- **Exercise**
Repeat the part of the data that opens at its start and closes with the line containing "The diode D1 is at (287, 47).", swapping "circuit diagram" for "schematic" and changing nothing else. Leave the pictures out.

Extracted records

########

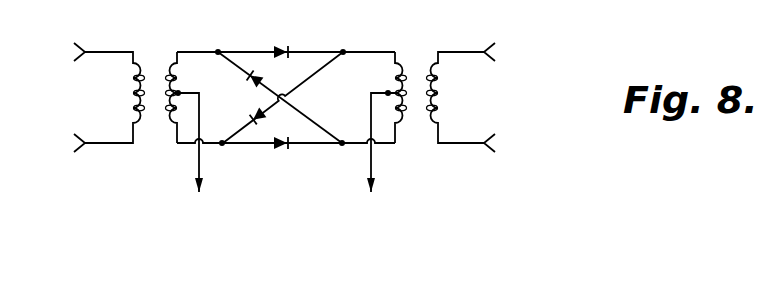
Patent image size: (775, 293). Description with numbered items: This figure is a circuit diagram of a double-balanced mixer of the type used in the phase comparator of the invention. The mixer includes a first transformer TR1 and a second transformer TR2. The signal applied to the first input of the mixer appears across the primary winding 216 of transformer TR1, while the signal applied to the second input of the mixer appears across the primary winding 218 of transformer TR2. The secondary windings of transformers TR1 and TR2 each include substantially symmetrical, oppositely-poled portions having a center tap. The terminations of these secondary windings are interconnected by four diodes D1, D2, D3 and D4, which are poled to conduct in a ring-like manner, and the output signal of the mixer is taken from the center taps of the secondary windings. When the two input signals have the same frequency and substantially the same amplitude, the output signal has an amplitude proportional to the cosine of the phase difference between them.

The first transformer TR1 is at (135, 101).
The primary winding 216 is at (131, 96).
The second transformer TR2 is at (432, 101).
The primary winding 218 is at (440, 90).
The diode D1 is at (287, 47).
The diode D2 is at (250, 118).
The diode D3 is at (284, 147).
The diode D4 is at (247, 76).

########

- **Output for this exercise**
Patent image size: (775, 293). Description with numbered items: This figure is a schematic of a double-balanced mixer of the type used in the phase comparator of the invention. The mixer includes a first transformer TR1 and a second transformer TR2. The signal applied to the first input of the mixer appears across the primary winding 216 of transformer TR1, while the signal applied to the second input of the mixer appears across the primary winding 218 of transformer TR2. The secondary windings of transformers TR1 and TR2 each include substantially symmetrical, oppositely-poled portions having a center tap. The terminations of these secondary windings are interconnected by four diodes D1, D2, D3 and D4, which are poled to conduct in a ring-like manner, and the output signal of the mixer is taken from the center taps of the secondary windings. When the two input signals have the same frequency and substantially the same amplitude, the output signal has an amplitude proportional to the cosine of the phase difference between them.

The first transformer TR1 is at (135, 101).
The primary winding 216 is at (131, 96).
The second transformer TR2 is at (432, 101).
The primary winding 218 is at (440, 90).
The diode D1 is at (287, 47).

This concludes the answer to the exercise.